**SUPPLIED ENTRIES:**
☆ ☆ ☆

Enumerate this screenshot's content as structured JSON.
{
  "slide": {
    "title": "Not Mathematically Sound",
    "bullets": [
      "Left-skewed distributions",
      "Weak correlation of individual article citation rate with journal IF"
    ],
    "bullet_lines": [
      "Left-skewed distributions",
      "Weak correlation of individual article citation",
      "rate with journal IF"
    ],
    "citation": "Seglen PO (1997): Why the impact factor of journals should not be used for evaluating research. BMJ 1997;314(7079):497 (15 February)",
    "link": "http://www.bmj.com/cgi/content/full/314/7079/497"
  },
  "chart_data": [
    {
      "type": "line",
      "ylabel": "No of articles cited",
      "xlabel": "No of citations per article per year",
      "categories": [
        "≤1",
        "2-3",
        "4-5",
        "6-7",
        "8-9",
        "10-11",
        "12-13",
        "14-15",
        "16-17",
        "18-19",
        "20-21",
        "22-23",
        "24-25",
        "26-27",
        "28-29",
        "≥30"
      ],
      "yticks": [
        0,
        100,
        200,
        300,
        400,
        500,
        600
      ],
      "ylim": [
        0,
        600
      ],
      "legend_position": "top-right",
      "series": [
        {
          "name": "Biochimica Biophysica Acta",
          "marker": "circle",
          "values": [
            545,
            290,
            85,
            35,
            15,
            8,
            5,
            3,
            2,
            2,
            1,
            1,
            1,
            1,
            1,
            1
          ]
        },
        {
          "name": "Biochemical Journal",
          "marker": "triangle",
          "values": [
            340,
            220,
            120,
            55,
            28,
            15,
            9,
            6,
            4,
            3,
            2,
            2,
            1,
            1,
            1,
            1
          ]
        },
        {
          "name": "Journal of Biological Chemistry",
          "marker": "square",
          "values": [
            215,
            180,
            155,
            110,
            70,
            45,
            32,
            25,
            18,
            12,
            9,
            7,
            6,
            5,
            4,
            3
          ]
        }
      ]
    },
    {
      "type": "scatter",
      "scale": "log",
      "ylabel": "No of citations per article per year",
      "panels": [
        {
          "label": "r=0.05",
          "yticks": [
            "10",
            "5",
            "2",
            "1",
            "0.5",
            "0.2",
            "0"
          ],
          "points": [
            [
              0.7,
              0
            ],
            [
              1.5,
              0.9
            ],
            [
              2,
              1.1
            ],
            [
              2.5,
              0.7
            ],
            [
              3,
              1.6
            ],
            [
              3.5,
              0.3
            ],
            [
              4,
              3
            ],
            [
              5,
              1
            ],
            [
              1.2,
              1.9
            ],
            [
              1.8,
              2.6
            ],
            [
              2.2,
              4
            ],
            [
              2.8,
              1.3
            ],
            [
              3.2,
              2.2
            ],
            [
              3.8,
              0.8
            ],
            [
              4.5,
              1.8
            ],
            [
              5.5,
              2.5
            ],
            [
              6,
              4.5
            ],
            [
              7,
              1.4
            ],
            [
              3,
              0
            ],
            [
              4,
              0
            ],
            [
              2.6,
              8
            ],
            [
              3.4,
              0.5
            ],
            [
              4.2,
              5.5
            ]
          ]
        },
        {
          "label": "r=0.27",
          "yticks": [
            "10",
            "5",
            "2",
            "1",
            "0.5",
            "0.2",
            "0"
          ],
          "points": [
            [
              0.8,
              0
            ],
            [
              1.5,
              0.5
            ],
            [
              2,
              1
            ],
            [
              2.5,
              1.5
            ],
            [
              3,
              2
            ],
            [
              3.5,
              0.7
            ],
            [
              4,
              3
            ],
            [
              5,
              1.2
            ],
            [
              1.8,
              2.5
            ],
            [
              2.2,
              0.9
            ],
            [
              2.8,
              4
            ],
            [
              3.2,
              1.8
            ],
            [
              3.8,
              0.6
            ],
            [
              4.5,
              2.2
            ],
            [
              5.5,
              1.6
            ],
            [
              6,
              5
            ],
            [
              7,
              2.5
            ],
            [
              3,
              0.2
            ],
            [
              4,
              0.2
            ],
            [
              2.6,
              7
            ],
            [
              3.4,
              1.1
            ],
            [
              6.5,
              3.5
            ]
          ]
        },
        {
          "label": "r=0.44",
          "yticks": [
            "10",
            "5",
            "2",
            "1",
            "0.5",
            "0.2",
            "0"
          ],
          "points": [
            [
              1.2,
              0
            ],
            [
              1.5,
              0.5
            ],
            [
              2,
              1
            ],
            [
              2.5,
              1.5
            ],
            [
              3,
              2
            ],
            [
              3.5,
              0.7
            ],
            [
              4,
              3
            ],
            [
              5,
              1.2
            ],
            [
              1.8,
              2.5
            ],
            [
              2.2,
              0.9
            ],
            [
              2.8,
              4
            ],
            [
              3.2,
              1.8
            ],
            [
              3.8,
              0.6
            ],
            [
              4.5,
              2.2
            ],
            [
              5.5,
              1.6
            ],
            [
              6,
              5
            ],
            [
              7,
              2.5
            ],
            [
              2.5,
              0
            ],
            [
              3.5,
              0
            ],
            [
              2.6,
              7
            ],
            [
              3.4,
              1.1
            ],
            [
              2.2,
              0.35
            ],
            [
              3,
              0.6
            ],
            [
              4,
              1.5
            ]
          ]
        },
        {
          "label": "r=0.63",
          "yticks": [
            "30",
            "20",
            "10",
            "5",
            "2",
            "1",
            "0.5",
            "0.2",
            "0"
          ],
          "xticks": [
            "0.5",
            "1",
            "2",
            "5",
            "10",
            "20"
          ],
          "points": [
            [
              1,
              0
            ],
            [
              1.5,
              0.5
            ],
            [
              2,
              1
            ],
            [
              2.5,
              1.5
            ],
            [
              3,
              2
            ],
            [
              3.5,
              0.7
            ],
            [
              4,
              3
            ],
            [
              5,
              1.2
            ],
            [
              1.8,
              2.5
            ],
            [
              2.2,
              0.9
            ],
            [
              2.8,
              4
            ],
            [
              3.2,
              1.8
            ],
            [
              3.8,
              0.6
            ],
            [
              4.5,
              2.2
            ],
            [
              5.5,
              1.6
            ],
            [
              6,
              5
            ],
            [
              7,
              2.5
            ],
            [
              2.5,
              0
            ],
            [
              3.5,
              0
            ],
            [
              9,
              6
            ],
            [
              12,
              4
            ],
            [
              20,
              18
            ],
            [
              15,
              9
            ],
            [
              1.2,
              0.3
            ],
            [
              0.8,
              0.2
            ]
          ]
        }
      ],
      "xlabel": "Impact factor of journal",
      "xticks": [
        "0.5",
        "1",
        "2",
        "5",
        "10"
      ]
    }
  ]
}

☆ ☆ ☆

**WRITTEN INSTRUCTION:**
Each line in the entries above that includes the string "year" should be extracted.

**EXPECTED ANSWER:**
      "xlabel": "No of citations per article per year",
      "ylabel": "No of citations per article per year",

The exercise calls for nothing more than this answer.